[Records]
:::::
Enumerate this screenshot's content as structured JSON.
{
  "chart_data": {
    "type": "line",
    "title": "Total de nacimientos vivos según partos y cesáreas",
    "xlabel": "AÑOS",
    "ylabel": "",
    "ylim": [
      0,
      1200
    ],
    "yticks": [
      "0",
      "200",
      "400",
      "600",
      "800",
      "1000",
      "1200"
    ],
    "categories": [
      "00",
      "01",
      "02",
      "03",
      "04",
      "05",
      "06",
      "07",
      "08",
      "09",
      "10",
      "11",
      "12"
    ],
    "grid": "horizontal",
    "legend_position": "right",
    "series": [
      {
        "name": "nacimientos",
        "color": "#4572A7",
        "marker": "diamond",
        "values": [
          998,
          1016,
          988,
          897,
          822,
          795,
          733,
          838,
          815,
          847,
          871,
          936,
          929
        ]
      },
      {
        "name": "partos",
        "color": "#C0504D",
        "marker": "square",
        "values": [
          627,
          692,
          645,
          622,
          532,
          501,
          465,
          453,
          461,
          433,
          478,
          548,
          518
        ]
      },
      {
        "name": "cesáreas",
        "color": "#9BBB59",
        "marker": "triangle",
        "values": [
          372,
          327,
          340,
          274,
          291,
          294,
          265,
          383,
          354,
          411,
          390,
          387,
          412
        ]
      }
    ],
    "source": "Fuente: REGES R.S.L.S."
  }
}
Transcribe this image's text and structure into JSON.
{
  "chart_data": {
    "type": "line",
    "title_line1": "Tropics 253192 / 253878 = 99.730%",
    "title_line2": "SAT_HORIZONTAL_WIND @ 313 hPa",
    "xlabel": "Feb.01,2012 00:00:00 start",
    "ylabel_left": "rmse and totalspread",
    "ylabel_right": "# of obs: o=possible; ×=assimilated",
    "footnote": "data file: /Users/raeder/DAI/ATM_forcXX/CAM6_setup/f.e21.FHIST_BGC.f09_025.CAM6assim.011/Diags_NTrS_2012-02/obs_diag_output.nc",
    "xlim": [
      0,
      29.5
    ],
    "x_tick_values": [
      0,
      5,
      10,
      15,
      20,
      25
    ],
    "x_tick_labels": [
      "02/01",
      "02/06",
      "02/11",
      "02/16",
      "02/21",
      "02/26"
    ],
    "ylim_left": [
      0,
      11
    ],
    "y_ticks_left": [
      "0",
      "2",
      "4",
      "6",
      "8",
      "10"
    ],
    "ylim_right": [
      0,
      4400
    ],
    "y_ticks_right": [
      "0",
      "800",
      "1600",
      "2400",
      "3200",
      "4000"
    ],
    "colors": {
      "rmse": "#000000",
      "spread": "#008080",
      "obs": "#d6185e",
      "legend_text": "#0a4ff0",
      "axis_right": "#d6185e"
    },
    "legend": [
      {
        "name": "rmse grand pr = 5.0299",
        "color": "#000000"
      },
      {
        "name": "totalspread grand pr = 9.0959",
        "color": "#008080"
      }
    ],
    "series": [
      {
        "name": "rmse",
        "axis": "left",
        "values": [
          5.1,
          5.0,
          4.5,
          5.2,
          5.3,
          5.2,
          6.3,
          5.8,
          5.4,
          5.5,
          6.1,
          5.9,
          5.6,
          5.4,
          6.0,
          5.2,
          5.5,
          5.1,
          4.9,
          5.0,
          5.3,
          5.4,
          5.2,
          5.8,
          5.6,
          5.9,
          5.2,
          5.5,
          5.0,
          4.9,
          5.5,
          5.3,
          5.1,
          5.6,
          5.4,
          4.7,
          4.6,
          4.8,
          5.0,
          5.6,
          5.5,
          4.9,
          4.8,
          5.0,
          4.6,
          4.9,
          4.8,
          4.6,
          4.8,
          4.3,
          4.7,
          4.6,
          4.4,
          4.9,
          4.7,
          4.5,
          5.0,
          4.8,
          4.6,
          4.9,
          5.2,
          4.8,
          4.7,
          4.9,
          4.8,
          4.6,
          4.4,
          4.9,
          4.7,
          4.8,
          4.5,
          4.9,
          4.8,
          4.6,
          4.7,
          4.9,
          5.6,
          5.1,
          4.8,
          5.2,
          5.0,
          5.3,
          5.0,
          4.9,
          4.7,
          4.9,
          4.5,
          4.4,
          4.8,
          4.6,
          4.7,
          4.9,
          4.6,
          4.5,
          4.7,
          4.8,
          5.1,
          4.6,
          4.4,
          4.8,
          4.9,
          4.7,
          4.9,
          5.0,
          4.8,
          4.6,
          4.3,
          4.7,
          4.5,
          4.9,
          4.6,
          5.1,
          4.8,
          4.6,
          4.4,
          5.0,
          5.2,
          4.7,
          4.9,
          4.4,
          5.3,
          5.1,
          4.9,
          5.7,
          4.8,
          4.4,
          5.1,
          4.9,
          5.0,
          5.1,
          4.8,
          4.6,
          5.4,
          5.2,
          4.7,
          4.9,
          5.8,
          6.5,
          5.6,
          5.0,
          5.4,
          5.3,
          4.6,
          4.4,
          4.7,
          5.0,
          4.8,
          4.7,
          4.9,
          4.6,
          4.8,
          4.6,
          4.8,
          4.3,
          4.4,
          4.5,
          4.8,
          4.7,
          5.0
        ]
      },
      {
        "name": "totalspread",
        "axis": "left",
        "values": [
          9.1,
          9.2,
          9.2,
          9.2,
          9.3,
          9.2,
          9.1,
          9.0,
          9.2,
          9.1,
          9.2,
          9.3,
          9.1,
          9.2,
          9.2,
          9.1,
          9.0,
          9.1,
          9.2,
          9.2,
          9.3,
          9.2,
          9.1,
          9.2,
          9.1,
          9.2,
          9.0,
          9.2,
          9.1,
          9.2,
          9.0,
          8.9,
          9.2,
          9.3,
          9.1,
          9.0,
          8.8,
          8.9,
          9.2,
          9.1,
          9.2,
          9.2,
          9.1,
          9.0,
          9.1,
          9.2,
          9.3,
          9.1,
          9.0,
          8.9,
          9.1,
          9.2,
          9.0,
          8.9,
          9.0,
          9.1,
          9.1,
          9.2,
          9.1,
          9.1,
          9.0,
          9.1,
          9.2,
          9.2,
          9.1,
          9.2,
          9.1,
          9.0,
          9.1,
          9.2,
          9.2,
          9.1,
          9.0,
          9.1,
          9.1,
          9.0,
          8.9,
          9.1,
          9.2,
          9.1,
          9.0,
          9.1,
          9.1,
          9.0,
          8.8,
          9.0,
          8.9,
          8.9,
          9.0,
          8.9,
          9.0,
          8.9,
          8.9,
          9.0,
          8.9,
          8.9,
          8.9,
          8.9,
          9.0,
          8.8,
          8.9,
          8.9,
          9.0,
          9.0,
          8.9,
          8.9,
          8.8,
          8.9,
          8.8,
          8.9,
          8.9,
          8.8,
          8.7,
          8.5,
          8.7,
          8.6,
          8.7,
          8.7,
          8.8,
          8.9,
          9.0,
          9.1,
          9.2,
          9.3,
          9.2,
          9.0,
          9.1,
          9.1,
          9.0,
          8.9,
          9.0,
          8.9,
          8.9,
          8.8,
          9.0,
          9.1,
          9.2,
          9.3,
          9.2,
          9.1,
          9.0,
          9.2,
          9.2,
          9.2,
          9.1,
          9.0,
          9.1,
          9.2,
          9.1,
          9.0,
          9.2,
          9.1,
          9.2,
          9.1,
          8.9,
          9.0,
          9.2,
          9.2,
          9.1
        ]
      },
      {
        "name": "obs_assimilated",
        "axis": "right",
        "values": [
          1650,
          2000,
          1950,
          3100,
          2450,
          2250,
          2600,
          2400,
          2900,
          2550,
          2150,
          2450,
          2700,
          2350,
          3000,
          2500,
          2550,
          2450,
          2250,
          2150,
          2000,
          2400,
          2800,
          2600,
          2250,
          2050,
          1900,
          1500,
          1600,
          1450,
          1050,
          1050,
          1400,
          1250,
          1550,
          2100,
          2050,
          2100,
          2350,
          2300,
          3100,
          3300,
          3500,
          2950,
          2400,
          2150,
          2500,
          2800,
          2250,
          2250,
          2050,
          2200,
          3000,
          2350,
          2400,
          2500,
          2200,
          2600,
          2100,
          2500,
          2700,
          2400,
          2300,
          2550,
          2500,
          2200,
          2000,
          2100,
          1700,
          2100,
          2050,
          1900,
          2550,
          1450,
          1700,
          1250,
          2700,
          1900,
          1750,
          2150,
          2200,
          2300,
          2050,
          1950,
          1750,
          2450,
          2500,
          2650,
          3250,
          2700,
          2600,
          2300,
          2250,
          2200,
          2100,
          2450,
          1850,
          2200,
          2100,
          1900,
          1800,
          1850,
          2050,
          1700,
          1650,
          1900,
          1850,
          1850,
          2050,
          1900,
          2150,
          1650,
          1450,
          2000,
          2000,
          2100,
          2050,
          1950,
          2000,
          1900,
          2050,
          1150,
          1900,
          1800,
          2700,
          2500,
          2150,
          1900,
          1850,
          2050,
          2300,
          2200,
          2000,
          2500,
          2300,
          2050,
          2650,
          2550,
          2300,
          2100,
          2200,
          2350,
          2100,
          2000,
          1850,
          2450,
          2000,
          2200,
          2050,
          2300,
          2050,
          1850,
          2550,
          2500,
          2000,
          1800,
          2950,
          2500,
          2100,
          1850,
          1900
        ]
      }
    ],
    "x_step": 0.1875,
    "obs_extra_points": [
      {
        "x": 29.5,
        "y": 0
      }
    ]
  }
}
:::::
▶ **What to produce**
Find and copy each line above that includes the string "cesáreas".

▶ **Exercise solution**
    "title": "Total de nacimientos vivos según partos y cesáreas",
        "name": "cesáreas",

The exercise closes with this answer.